SHORT TASK: Look below for the line with "Convert this document image to plain text.", and from there restate every line word for word until the entries end.

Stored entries

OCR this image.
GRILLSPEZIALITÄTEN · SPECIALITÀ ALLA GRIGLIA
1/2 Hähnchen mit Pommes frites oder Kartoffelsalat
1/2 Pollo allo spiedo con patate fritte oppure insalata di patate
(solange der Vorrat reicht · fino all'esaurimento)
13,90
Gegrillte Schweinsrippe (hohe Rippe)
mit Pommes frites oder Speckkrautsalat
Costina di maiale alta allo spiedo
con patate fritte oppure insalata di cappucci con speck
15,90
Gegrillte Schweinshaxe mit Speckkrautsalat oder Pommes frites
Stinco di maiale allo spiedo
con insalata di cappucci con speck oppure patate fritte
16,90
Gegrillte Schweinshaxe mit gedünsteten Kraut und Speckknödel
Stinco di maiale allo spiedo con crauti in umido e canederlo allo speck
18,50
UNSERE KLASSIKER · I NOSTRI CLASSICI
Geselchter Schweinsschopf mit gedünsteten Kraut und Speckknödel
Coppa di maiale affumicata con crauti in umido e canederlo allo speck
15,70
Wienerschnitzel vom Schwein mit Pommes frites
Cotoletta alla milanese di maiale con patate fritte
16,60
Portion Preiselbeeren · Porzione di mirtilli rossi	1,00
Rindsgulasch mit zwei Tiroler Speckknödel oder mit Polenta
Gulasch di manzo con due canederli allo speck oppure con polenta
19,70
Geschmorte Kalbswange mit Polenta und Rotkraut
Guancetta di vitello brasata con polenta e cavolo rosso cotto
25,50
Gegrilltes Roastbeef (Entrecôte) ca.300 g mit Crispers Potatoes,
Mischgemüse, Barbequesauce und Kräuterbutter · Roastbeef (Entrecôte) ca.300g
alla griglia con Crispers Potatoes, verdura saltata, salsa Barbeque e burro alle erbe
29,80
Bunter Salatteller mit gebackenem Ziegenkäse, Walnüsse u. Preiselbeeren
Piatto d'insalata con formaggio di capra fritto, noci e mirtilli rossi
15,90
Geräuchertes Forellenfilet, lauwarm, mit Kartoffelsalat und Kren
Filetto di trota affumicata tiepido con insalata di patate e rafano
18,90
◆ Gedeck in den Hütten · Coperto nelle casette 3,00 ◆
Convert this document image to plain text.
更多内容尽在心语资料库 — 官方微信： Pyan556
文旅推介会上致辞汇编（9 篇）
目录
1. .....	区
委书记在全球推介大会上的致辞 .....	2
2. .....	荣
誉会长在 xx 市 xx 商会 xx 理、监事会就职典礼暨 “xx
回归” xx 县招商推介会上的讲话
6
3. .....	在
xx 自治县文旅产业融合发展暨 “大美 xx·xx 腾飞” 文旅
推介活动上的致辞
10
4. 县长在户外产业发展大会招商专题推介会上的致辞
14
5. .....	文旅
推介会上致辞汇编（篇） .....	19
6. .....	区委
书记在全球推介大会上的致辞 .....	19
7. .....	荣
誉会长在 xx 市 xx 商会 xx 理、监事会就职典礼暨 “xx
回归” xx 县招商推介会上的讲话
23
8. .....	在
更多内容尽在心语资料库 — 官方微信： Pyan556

THE COMPLETED TASK:
Convert this document image to plain text.
更多内容尽在心语资料库 — 官方微信： Pyan556
文旅推介会上致辞汇编（9 篇）
目录
1. .....	区
委书记在全球推介大会上的致辞 .....	2
2. .....	荣
誉会长在 xx 市 xx 商会 xx 理、监事会就职典礼暨 “xx
回归” xx 县招商推介会上的讲话
6
3. .....	在
xx 自治县文旅产业融合发展暨 “大美 xx·xx 腾飞” 文旅
推介活动上的致辞
10
4. 县长在户外产业发展大会招商专题推介会上的致辞
14
5. .....	文旅
推介会上致辞汇编（篇） .....	19
6. .....	区委
书记在全球推介大会上的致辞 .....	19
7. .....	荣
誉会长在 xx 市 xx 商会 xx 理、监事会就职典礼暨 “xx
回归” xx 县招商推介会上的讲话
23
8. .....	在
更多内容尽在心语资料库 — 官方微信： Pyan556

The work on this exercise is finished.